Your job is to restate each entry word for word.

== Data shown ==

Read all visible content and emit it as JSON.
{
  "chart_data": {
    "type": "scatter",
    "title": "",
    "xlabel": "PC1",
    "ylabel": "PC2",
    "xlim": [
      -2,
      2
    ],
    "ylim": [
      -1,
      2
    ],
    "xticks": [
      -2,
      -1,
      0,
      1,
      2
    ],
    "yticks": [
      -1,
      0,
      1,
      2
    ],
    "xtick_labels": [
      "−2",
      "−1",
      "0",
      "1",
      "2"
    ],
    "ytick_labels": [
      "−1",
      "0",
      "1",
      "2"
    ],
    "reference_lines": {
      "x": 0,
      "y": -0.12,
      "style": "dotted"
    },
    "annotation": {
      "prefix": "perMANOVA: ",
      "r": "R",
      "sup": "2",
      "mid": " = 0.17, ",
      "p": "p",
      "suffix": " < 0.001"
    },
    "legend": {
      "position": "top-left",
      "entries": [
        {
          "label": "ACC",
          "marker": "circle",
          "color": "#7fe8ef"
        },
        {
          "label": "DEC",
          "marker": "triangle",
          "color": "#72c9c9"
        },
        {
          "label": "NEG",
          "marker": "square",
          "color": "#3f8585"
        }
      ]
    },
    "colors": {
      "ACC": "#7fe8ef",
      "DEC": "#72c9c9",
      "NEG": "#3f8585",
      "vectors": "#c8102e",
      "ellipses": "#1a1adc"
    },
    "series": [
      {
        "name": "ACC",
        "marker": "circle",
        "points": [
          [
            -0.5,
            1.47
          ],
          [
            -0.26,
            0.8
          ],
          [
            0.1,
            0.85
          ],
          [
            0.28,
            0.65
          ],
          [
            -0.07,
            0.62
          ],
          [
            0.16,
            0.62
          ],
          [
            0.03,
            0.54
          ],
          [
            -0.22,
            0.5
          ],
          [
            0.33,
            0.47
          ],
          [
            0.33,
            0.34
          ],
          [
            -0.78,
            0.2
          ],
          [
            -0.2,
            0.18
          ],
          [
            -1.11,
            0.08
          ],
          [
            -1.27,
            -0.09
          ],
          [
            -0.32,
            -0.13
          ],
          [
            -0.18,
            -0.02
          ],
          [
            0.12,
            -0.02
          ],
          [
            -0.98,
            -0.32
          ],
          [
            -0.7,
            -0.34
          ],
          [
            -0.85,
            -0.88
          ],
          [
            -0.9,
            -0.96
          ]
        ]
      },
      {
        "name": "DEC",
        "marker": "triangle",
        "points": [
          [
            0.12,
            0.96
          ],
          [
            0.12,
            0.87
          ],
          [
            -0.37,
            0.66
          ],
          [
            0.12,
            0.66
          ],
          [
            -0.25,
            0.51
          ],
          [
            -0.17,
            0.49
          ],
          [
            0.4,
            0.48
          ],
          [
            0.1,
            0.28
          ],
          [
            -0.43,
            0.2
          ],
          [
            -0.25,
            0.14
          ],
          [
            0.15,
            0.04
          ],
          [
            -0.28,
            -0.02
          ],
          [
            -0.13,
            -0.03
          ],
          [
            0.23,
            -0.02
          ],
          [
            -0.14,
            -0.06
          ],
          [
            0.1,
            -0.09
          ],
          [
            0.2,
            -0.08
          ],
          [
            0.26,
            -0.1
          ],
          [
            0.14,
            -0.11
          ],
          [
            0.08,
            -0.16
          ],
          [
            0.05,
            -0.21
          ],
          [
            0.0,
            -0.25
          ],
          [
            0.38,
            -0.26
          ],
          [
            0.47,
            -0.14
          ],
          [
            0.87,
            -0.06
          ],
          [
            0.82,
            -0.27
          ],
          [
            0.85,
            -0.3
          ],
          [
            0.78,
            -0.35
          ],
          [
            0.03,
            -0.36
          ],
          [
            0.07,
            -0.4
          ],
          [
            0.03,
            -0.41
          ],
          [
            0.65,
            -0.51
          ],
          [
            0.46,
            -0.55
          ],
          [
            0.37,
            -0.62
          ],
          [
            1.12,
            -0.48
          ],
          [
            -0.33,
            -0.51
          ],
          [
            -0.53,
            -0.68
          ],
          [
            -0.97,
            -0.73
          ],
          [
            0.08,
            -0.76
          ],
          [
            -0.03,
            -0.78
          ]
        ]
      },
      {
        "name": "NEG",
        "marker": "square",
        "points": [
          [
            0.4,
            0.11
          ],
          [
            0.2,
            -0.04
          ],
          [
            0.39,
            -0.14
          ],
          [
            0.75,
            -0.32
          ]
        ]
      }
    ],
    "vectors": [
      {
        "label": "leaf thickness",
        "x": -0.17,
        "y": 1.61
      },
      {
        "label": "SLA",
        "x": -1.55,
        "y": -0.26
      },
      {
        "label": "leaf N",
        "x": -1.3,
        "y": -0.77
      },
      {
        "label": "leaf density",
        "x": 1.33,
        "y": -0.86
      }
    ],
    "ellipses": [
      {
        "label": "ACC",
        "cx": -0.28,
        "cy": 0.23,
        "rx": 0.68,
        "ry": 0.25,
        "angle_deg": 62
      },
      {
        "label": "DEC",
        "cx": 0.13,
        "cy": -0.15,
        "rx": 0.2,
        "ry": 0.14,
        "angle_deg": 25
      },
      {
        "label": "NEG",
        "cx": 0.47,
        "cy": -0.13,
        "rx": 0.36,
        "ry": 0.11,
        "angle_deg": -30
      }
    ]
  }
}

===

▶ Result of this task:
Read all visible content and emit it as JSON.
{
  "chart_data": {
    "type": "scatter",
    "title": "",
    "xlabel": "PC1",
    "ylabel": "PC2",
    "xlim": [
      -2,
      2
    ],
    "ylim": [
      -1,
      2
    ],
    "xticks": [
      -2,
      -1,
      0,
      1,
      2
    ],
    "yticks": [
      -1,
      0,
      1,
      2
    ],
    "xtick_labels": [
      "−2",
      "−1",
      "0",
      "1",
      "2"
    ],
    "ytick_labels": [
      "−1",
      "0",
      "1",
      "2"
    ],
    "reference_lines": {
      "x": 0,
      "y": -0.12,
      "style": "dotted"
    },
    "annotation": {
      "prefix": "perMANOVA: ",
      "r": "R",
      "sup": "2",
      "mid": " = 0.17, ",
      "p": "p",
      "suffix": " < 0.001"
    },
    "legend": {
      "position": "top-left",
      "entries": [
        {
          "label": "ACC",
          "marker": "circle",
          "color": "#7fe8ef"
        },
        {
          "label": "DEC",
          "marker": "triangle",
          "color": "#72c9c9"
        },
        {
          "label": "NEG",
          "marker": "square",
          "color": "#3f8585"
        }
      ]
    },
    "colors": {
      "ACC": "#7fe8ef",
      "DEC": "#72c9c9",
      "NEG": "#3f8585",
      "vectors": "#c8102e",
      "ellipses": "#1a1adc"
    },
    "series": [
      {
        "name": "ACC",
        "marker": "circle",
        "points": [
          [
            -0.5,
            1.47
          ],
          [
            -0.26,
            0.8
          ],
          [
            0.1,
            0.85
          ],
          [
            0.28,
            0.65
          ],
          [
            -0.07,
            0.62
          ],
          [
            0.16,
            0.62
          ],
          [
            0.03,
            0.54
          ],
          [
            -0.22,
            0.5
          ],
          [
            0.33,
            0.47
          ],
          [
            0.33,
            0.34
          ],
          [
            -0.78,
            0.2
          ],
          [
            -0.2,
            0.18
          ],
          [
            -1.11,
            0.08
          ],
          [
            -1.27,
            -0.09
          ],
          [
            -0.32,
            -0.13
          ],
          [
            -0.18,
            -0.02
          ],
          [
            0.12,
            -0.02
          ],
          [
            -0.98,
            -0.32
          ],
          [
            -0.7,
            -0.34
          ],
          [
            -0.85,
            -0.88
          ],
          [
            -0.9,
            -0.96
          ]
        ]
      },
      {
        "name": "DEC",
        "marker": "triangle",
        "points": [
          [
            0.12,
            0.96
          ],
          [
            0.12,
            0.87
          ],
          [
            -0.37,
            0.66
          ],
          [
            0.12,
            0.66
          ],
          [
            -0.25,
            0.51
          ],
          [
            -0.17,
            0.49
          ],
          [
            0.4,
            0.48
          ],
          [
            0.1,
            0.28
          ],
          [
            -0.43,
            0.2
          ],
          [
            -0.25,
            0.14
          ],
          [
            0.15,
            0.04
          ],
          [
            -0.28,
            -0.02
          ],
          [
            -0.13,
            -0.03
          ],
          [
            0.23,
            -0.02
          ],
          [
            -0.14,
            -0.06
          ],
          [
            0.1,
            -0.09
          ],
          [
            0.2,
            -0.08
          ],
          [
            0.26,
            -0.1
          ],
          [
            0.14,
            -0.11
          ],
          [
            0.08,
            -0.16
          ],
          [
            0.05,
            -0.21
          ],
          [
            0.0,
            -0.25
          ],
          [
            0.38,
            -0.26
          ],
          [
            0.47,
            -0.14
          ],
          [
            0.87,
            -0.06
          ],
          [
            0.82,
            -0.27
          ],
          [
            0.85,
            -0.3
          ],
          [
            0.78,
            -0.35
          ],
          [
            0.03,
            -0.36
          ],
          [
            0.07,
            -0.4
          ],
          [
            0.03,
            -0.41
          ],
          [
            0.65,
            -0.51
          ],
          [
            0.46,
            -0.55
          ],
          [
            0.37,
            -0.62
          ],
          [
            1.12,
            -0.48
          ],
          [
            -0.33,
            -0.51
          ],
          [
            -0.53,
            -0.68
          ],
          [
            -0.97,
            -0.73
          ],
          [
            0.08,
            -0.76
          ],
          [
            -0.03,
            -0.78
          ]
        ]
      },
      {
        "name": "NEG",
        "marker": "square",
        "points": [
          [
            0.4,
            0.11
          ],
          [
            0.2,
            -0.04
          ],
          [
            0.39,
            -0.14
          ],
          [
            0.75,
            -0.32
          ]
        ]
      }
    ],
    "vectors": [
      {
        "label": "leaf thickness",
        "x": -0.17,
        "y": 1.61
      },
      {
        "label": "SLA",
        "x": -1.55,
        "y": -0.26
      },
      {
        "label": "leaf N",
        "x": -1.3,
        "y": -0.77
      },
      {
        "label": "leaf density",
        "x": 1.33,
        "y": -0.86
      }
    ],
    "ellipses": [
      {
        "label": "ACC",
        "cx": -0.28,
        "cy": 0.23,
        "rx": 0.68,
        "ry": 0.25,
        "angle_deg": 62
      },
      {
        "label": "DEC",
        "cx": 0.13,
        "cy": -0.15,
        "rx": 0.2,
        "ry": 0.14,
        "angle_deg": 25
      },
      {
        "label": "NEG",
        "cx": 0.47,
        "cy": -0.13,
        "rx": 0.36,
        "ry": 0.11,
        "angle_deg": -30
      }
    ]
  }
}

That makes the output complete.